Exercise brief:
Will you print the material below without altering a single character?

-------- Data records --------

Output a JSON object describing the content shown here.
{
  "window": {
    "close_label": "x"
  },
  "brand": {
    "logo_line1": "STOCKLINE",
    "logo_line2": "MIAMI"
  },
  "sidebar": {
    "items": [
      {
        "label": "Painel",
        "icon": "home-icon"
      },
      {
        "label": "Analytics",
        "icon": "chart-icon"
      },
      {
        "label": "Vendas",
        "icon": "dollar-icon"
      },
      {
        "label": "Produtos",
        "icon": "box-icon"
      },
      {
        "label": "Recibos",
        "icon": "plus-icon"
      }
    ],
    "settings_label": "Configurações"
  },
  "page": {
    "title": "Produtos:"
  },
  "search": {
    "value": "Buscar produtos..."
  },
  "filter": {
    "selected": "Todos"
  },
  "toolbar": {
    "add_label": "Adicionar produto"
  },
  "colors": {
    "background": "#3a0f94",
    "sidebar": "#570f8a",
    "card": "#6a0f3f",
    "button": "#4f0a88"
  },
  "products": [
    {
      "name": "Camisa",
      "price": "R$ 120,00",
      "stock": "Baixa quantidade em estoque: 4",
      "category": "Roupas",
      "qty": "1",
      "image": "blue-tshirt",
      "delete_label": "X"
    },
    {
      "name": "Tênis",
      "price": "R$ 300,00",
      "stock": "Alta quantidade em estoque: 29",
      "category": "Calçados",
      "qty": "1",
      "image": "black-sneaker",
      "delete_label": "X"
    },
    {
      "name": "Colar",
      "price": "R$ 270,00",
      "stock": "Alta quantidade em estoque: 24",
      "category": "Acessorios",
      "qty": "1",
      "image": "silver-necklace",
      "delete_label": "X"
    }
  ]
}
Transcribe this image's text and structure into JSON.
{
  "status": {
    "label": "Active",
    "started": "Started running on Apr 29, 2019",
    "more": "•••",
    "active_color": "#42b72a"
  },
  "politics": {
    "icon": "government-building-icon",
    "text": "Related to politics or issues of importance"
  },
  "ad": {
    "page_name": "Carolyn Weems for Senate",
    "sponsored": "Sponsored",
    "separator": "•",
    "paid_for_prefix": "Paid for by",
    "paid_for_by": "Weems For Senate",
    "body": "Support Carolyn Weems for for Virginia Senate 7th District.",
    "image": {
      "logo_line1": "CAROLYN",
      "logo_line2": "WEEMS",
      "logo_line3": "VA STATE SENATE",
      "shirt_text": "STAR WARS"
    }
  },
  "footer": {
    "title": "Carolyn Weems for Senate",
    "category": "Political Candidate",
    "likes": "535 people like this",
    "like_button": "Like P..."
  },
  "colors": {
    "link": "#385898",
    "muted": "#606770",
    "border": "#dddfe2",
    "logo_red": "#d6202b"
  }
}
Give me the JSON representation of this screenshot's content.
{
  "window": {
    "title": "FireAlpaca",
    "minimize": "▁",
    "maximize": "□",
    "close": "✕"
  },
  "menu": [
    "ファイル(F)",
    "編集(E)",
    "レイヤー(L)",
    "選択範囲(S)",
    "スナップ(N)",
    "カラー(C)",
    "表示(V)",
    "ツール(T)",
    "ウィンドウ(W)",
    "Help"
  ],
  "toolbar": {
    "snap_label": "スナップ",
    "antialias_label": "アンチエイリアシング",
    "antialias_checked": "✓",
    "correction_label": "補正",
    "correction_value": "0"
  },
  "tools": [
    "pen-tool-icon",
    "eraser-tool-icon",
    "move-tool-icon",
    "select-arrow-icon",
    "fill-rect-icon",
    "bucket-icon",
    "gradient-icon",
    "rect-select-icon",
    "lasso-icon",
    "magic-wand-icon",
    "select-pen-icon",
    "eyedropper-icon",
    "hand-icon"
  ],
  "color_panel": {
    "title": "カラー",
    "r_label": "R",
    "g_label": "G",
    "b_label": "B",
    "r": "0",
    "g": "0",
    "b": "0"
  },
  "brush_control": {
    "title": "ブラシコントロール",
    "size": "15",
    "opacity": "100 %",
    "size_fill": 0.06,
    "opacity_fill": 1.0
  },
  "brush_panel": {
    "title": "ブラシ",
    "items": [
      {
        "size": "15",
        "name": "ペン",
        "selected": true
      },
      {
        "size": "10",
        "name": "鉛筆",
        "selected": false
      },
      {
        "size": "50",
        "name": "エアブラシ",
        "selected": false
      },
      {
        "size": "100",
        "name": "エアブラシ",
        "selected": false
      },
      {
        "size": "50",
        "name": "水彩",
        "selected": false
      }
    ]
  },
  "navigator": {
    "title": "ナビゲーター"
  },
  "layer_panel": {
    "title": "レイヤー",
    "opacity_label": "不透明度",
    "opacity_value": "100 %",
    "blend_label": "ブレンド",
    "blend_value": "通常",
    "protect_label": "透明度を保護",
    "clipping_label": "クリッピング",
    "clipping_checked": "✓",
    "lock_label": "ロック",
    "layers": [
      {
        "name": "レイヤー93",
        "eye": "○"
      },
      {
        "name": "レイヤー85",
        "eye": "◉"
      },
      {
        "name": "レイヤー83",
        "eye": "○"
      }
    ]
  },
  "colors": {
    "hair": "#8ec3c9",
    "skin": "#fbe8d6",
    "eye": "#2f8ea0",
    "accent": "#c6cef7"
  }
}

--------

Solution to this exercise:
Output a JSON object describing the content shown here.
{
  "window": {
    "close_label": "x"
  },
  "brand": {
    "logo_line1": "STOCKLINE",
    "logo_line2": "MIAMI"
  },
  "sidebar": {
    "items": [
      {
        "label": "Painel",
        "icon": "home-icon"
      },
      {
        "label": "Analytics",
        "icon": "chart-icon"
      },
      {
        "label": "Vendas",
        "icon": "dollar-icon"
      },
      {
        "label": "Produtos",
        "icon": "box-icon"
      },
      {
        "label": "Recibos",
        "icon": "plus-icon"
      }
    ],
    "settings_label": "Configurações"
  },
  "page": {
    "title": "Produtos:"
  },
  "search": {
    "value": "Buscar produtos..."
  },
  "filter": {
    "selected": "Todos"
  },
  "toolbar": {
    "add_label": "Adicionar produto"
  },
  "colors": {
    "background": "#3a0f94",
    "sidebar": "#570f8a",
    "card": "#6a0f3f",
    "button": "#4f0a88"
  },
  "products": [
    {
      "name": "Camisa",
      "price": "R$ 120,00",
      "stock": "Baixa quantidade em estoque: 4",
      "category": "Roupas",
      "qty": "1",
      "image": "blue-tshirt",
      "delete_label": "X"
    },
    {
      "name": "Tênis",
      "price": "R$ 300,00",
      "stock": "Alta quantidade em estoque: 29",
      "category": "Calçados",
      "qty": "1",
      "image": "black-sneaker",
      "delete_label": "X"
    },
    {
      "name": "Colar",
      "price": "R$ 270,00",
      "stock": "Alta quantidade em estoque: 24",
      "category": "Acessorios",
      "qty": "1",
      "image": "silver-necklace",
      "delete_label": "X"
    }
  ]
}
Transcribe this image's text and structure into JSON.
{
  "status": {
    "label": "Active",
    "started": "Started running on Apr 29, 2019",
    "more": "•••",
    "active_color": "#42b72a"
  },
  "politics": {
    "icon": "government-building-icon",
    "text": "Related to politics or issues of importance"
  },
  "ad": {
    "page_name": "Carolyn Weems for Senate",
    "sponsored": "Sponsored",
    "separator": "•",
    "paid_for_prefix": "Paid for by",
    "paid_for_by": "Weems For Senate",
    "body": "Support Carolyn Weems for for Virginia Senate 7th District.",
    "image": {
      "logo_line1": "CAROLYN",
      "logo_line2": "WEEMS",
      "logo_line3": "VA STATE SENATE",
      "shirt_text": "STAR WARS"
    }
  },
  "footer": {
    "title": "Carolyn Weems for Senate",
    "category": "Political Candidate",
    "likes": "535 people like this",
    "like_button": "Like P..."
  },
  "colors": {
    "link": "#385898",
    "muted": "#606770",
    "border": "#dddfe2",
    "logo_red": "#d6202b"
  }
}
Give me the JSON representation of this screenshot's content.
{
  "window": {
    "title": "FireAlpaca",
    "minimize": "▁",
    "maximize": "□",
    "close": "✕"
  },
  "menu": [
    "ファイル(F)",
    "編集(E)",
    "レイヤー(L)",
    "選択範囲(S)",
    "スナップ(N)",
    "カラー(C)",
    "表示(V)",
    "ツール(T)",
    "ウィンドウ(W)",
    "Help"
  ],
  "toolbar": {
    "snap_label": "スナップ",
    "antialias_label": "アンチエイリアシング",
    "antialias_checked": "✓",
    "correction_label": "補正",
    "correction_value": "0"
  },
  "tools": [
    "pen-tool-icon",
    "eraser-tool-icon",
    "move-tool-icon",
    "select-arrow-icon",
    "fill-rect-icon",
    "bucket-icon",
    "gradient-icon",
    "rect-select-icon",
    "lasso-icon",
    "magic-wand-icon",
    "select-pen-icon",
    "eyedropper-icon",
    "hand-icon"
  ],
  "color_panel": {
    "title": "カラー",
    "r_label": "R",
    "g_label": "G",
    "b_label": "B",
    "r": "0",
    "g": "0",
    "b": "0"
  },
  "brush_control": {
    "title": "ブラシコントロール",
    "size": "15",
    "opacity": "100 %",
    "size_fill": 0.06,
    "opacity_fill": 1.0
  },
  "brush_panel": {
    "title": "ブラシ",
    "items": [
      {
        "size": "15",
        "name": "ペン",
        "selected": true
      },
      {
        "size": "10",
        "name": "鉛筆",
        "selected": false
      },
      {
        "size": "50",
        "name": "エアブラシ",
        "selected": false
      },
      {
        "size": "100",
        "name": "エアブラシ",
        "selected": false
      },
      {
        "size": "50",
        "name": "水彩",
        "selected": false
      }
    ]
  },
  "navigator": {
    "title": "ナビゲーター"
  },
  "layer_panel": {
    "title": "レイヤー",
    "opacity_label": "不透明度",
    "opacity_value": "100 %",
    "blend_label": "ブレンド",
    "blend_value": "通常",
    "protect_label": "透明度を保護",
    "clipping_label": "クリッピング",
    "clipping_checked": "✓",
    "lock_label": "ロック",
    "layers": [
      {
        "name": "レイヤー93",
        "eye": "○"
      },
      {
        "name": "レイヤー85",
        "eye": "◉"
      },
      {
        "name": "レイヤー83",
        "eye": "○"
      }
    ]
  },
  "colors": {
    "hair": "#8ec3c9",
    "skin": "#fbe8d6",
    "eye": "#2f8ea0",
    "accent": "#c6cef7"
  }
}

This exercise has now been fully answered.